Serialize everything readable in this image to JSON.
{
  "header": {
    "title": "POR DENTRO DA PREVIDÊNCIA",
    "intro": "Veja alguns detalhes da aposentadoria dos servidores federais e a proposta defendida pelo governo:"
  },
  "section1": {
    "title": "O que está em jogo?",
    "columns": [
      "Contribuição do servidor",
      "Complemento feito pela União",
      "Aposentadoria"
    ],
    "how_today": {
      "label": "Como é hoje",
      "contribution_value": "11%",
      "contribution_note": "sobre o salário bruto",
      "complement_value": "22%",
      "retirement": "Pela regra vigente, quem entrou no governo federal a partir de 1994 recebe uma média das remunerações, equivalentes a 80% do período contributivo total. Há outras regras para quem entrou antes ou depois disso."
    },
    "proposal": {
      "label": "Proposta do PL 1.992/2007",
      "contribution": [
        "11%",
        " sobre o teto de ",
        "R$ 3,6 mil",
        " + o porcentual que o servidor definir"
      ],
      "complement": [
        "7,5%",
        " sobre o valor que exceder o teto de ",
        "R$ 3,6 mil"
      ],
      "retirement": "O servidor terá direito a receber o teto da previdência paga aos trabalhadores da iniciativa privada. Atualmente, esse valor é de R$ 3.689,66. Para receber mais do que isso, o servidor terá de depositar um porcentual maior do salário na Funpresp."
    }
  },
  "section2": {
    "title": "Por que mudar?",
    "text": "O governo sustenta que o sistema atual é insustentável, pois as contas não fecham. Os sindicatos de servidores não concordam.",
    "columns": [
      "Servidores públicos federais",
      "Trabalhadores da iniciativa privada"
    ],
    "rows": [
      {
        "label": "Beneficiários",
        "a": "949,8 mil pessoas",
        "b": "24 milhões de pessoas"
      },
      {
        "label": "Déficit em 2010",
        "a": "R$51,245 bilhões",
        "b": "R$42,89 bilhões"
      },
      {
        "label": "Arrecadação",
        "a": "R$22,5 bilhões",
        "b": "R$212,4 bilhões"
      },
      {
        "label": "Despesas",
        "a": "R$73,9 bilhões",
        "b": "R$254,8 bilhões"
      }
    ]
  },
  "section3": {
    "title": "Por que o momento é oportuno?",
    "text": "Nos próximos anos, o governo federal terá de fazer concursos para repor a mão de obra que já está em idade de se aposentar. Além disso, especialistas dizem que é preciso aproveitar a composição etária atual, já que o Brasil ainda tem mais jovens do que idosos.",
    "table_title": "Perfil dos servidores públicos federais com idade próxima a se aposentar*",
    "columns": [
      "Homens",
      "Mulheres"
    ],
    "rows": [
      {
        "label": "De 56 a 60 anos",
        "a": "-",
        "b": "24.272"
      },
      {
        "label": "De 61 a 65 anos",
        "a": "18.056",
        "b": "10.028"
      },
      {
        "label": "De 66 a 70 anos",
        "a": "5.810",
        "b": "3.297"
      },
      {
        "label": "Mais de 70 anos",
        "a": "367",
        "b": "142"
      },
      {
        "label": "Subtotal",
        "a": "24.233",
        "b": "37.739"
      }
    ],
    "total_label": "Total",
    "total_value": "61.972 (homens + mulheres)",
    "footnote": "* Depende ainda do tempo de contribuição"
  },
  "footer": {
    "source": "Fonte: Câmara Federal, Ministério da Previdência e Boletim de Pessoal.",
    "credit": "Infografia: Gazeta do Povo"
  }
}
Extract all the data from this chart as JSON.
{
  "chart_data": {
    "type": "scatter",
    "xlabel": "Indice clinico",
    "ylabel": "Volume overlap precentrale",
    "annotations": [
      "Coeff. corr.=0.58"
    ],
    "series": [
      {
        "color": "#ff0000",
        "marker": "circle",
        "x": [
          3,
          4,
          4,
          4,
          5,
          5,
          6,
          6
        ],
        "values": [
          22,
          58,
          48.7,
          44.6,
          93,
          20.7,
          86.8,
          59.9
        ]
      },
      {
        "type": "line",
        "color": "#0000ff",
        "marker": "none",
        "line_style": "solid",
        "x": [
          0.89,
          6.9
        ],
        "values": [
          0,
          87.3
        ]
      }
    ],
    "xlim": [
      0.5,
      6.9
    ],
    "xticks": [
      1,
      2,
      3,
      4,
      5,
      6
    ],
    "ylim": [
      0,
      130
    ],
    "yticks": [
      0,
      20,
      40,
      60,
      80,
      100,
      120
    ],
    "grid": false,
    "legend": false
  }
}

> _Exercise details_: Search the records for the string "ainda" and return every line in which it occurs.

> _Solution to this task_:
    "text": "Nos próximos anos, o governo federal terá de fazer concursos para repor a mão de obra que já está em idade de se aposentar. Além disso, especialistas dizem que é preciso aproveitar a composição etária atual, já que o Brasil ainda tem mais jovens do que idosos.",
    "footnote": "* Depende ainda do tempo de contribuição"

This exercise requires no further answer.